- _What you should do_:
Repeat each line exactly as it is written.
[START Exercise material]
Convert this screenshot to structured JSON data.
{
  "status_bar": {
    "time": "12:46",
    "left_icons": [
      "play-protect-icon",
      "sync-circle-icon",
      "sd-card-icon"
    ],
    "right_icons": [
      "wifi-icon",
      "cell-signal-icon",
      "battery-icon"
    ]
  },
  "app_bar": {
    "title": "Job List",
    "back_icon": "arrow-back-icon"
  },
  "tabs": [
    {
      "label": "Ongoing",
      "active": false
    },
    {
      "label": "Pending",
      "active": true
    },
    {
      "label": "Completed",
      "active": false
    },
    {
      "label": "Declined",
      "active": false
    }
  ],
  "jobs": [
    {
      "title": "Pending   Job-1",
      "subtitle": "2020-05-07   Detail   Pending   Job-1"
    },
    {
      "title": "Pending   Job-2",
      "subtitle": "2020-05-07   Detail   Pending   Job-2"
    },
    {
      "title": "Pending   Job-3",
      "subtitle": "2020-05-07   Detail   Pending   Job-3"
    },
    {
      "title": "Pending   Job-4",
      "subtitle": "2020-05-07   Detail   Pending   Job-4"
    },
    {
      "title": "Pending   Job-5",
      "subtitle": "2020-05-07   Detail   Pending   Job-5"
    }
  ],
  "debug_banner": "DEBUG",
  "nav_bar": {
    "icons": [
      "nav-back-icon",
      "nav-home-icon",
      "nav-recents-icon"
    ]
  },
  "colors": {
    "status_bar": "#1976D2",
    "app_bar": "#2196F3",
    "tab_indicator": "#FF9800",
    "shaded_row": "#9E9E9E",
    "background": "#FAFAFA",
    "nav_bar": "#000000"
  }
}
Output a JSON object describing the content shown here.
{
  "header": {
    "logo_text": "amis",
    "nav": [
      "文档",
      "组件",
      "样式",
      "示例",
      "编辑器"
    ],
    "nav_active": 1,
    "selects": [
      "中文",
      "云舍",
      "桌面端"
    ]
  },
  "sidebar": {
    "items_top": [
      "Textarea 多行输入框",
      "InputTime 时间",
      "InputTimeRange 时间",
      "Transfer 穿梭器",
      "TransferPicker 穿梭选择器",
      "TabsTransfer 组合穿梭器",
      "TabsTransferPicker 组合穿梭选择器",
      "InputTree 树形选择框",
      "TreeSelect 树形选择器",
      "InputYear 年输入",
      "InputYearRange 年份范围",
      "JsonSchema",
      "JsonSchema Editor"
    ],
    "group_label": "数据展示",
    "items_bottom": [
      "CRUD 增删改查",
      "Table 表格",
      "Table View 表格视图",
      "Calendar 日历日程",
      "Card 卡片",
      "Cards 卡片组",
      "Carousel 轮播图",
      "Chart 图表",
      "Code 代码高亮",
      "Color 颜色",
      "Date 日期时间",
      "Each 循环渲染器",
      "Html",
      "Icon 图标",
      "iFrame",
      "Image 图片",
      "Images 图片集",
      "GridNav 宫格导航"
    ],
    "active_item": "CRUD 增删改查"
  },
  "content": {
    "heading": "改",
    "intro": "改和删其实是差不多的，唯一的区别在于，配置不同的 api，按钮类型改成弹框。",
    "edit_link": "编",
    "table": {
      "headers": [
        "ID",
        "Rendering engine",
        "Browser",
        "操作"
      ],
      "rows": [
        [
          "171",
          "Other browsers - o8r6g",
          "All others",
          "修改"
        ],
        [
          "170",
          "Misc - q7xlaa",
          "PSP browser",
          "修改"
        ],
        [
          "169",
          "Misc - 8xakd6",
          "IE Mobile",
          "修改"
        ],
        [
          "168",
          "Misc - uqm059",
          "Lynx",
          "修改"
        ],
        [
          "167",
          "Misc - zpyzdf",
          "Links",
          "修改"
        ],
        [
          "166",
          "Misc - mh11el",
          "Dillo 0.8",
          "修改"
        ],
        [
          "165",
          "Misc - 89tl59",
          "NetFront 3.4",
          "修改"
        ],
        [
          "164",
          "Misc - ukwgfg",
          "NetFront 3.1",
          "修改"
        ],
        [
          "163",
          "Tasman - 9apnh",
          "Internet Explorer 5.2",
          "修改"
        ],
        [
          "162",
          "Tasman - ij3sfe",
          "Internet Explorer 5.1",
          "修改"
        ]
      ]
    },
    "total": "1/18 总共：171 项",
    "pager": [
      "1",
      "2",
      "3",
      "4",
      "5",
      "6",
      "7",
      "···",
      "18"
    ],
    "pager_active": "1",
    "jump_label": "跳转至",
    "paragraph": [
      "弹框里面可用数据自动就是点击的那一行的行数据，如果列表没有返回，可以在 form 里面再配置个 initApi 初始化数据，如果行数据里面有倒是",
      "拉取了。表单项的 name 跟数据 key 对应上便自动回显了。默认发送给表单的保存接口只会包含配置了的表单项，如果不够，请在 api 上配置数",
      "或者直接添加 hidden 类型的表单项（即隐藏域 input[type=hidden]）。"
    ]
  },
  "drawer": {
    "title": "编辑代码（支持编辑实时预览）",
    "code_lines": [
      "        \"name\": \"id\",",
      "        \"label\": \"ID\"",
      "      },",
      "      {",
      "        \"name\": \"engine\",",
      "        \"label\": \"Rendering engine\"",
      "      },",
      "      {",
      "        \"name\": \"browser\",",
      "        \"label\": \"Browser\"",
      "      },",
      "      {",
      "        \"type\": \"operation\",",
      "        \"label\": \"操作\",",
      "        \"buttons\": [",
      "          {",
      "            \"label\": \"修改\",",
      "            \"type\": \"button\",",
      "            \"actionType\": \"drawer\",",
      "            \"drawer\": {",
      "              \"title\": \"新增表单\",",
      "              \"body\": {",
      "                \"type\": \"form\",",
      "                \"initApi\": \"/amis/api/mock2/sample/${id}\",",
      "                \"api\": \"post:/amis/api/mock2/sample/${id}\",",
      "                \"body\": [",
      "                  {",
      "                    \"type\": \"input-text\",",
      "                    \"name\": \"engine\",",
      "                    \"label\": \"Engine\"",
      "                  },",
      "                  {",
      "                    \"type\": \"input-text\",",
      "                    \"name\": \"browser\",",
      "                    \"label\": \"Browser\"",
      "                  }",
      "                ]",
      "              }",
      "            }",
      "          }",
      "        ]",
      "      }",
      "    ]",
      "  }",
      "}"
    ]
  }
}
[END Exercise material]
- _Solution_:
Convert this screenshot to structured JSON data.
{
  "status_bar": {
    "time": "12:46",
    "left_icons": [
      "play-protect-icon",
      "sync-circle-icon",
      "sd-card-icon"
    ],
    "right_icons": [
      "wifi-icon",
      "cell-signal-icon",
      "battery-icon"
    ]
  },
  "app_bar": {
    "title": "Job List",
    "back_icon": "arrow-back-icon"
  },
  "tabs": [
    {
      "label": "Ongoing",
      "active": false
    },
    {
      "label": "Pending",
      "active": true
    },
    {
      "label": "Completed",
      "active": false
    },
    {
      "label": "Declined",
      "active": false
    }
  ],
  "jobs": [
    {
      "title": "Pending   Job-1",
      "subtitle": "2020-05-07   Detail   Pending   Job-1"
    },
    {
      "title": "Pending   Job-2",
      "subtitle": "2020-05-07   Detail   Pending   Job-2"
    },
    {
      "title": "Pending   Job-3",
      "subtitle": "2020-05-07   Detail   Pending   Job-3"
    },
    {
      "title": "Pending   Job-4",
      "subtitle": "2020-05-07   Detail   Pending   Job-4"
    },
    {
      "title": "Pending   Job-5",
      "subtitle": "2020-05-07   Detail   Pending   Job-5"
    }
  ],
  "debug_banner": "DEBUG",
  "nav_bar": {
    "icons": [
      "nav-back-icon",
      "nav-home-icon",
      "nav-recents-icon"
    ]
  },
  "colors": {
    "status_bar": "#1976D2",
    "app_bar": "#2196F3",
    "tab_indicator": "#FF9800",
    "shaded_row": "#9E9E9E",
    "background": "#FAFAFA",
    "nav_bar": "#000000"
  }
}
Output a JSON object describing the content shown here.
{
  "header": {
    "logo_text": "amis",
    "nav": [
      "文档",
      "组件",
      "样式",
      "示例",
      "编辑器"
    ],
    "nav_active": 1,
    "selects": [
      "中文",
      "云舍",
      "桌面端"
    ]
  },
  "sidebar": {
    "items_top": [
      "Textarea 多行输入框",
      "InputTime 时间",
      "InputTimeRange 时间",
      "Transfer 穿梭器",
      "TransferPicker 穿梭选择器",
      "TabsTransfer 组合穿梭器",
      "TabsTransferPicker 组合穿梭选择器",
      "InputTree 树形选择框",
      "TreeSelect 树形选择器",
      "InputYear 年输入",
      "InputYearRange 年份范围",
      "JsonSchema",
      "JsonSchema Editor"
    ],
    "group_label": "数据展示",
    "items_bottom": [
      "CRUD 增删改查",
      "Table 表格",
      "Table View 表格视图",
      "Calendar 日历日程",
      "Card 卡片",
      "Cards 卡片组",
      "Carousel 轮播图",
      "Chart 图表",
      "Code 代码高亮",
      "Color 颜色",
      "Date 日期时间",
      "Each 循环渲染器",
      "Html",
      "Icon 图标",
      "iFrame",
      "Image 图片",
      "Images 图片集",
      "GridNav 宫格导航"
    ],
    "active_item": "CRUD 增删改查"
  },
  "content": {
    "heading": "改",
    "intro": "改和删其实是差不多的，唯一的区别在于，配置不同的 api，按钮类型改成弹框。",
    "edit_link": "编",
    "table": {
      "headers": [
        "ID",
        "Rendering engine",
        "Browser",
        "操作"
      ],
      "rows": [
        [
          "171",
          "Other browsers - o8r6g",
          "All others",
          "修改"
        ],
        [
          "170",
          "Misc - q7xlaa",
          "PSP browser",
          "修改"
        ],
        [
          "169",
          "Misc - 8xakd6",
          "IE Mobile",
          "修改"
        ],
        [
          "168",
          "Misc - uqm059",
          "Lynx",
          "修改"
        ],
        [
          "167",
          "Misc - zpyzdf",
          "Links",
          "修改"
        ],
        [
          "166",
          "Misc - mh11el",
          "Dillo 0.8",
          "修改"
        ],
        [
          "165",
          "Misc - 89tl59",
          "NetFront 3.4",
          "修改"
        ],
        [
          "164",
          "Misc - ukwgfg",
          "NetFront 3.1",
          "修改"
        ],
        [
          "163",
          "Tasman - 9apnh",
          "Internet Explorer 5.2",
          "修改"
        ],
        [
          "162",
          "Tasman - ij3sfe",
          "Internet Explorer 5.1",
          "修改"
        ]
      ]
    },
    "total": "1/18 总共：171 项",
    "pager": [
      "1",
      "2",
      "3",
      "4",
      "5",
      "6",
      "7",
      "···",
      "18"
    ],
    "pager_active": "1",
    "jump_label": "跳转至",
    "paragraph": [
      "弹框里面可用数据自动就是点击的那一行的行数据，如果列表没有返回，可以在 form 里面再配置个 initApi 初始化数据，如果行数据里面有倒是",
      "拉取了。表单项的 name 跟数据 key 对应上便自动回显了。默认发送给表单的保存接口只会包含配置了的表单项，如果不够，请在 api 上配置数",
      "或者直接添加 hidden 类型的表单项（即隐藏域 input[type=hidden]）。"
    ]
  },
  "drawer": {
    "title": "编辑代码（支持编辑实时预览）",
    "code_lines": [
      "        \"name\": \"id\",",
      "        \"label\": \"ID\"",
      "      },",
      "      {",
      "        \"name\": \"engine\",",
      "        \"label\": \"Rendering engine\"",
      "      },",
      "      {",
      "        \"name\": \"browser\",",
      "        \"label\": \"Browser\"",
      "      },",
      "      {",
      "        \"type\": \"operation\",",
      "        \"label\": \"操作\",",
      "        \"buttons\": [",
      "          {",
      "            \"label\": \"修改\",",
      "            \"type\": \"button\",",
      "            \"actionType\": \"drawer\",",
      "            \"drawer\": {",
      "              \"title\": \"新增表单\",",
      "              \"body\": {",
      "                \"type\": \"form\",",
      "                \"initApi\": \"/amis/api/mock2/sample/${id}\",",
      "                \"api\": \"post:/amis/api/mock2/sample/${id}\",",
      "                \"body\": [",
      "                  {",
      "                    \"type\": \"input-text\",",
      "                    \"name\": \"engine\",",
      "                    \"label\": \"Engine\"",
      "                  },",
      "                  {",
      "                    \"type\": \"input-text\",",
      "                    \"name\": \"browser\",",
      "                    \"label\": \"Browser\"",
      "                  }",
      "                ]",
      "              }",
      "            }",
      "          }",
      "        ]",
      "      }",
      "    ]",
      "  }",
      "}"
    ]
  }
}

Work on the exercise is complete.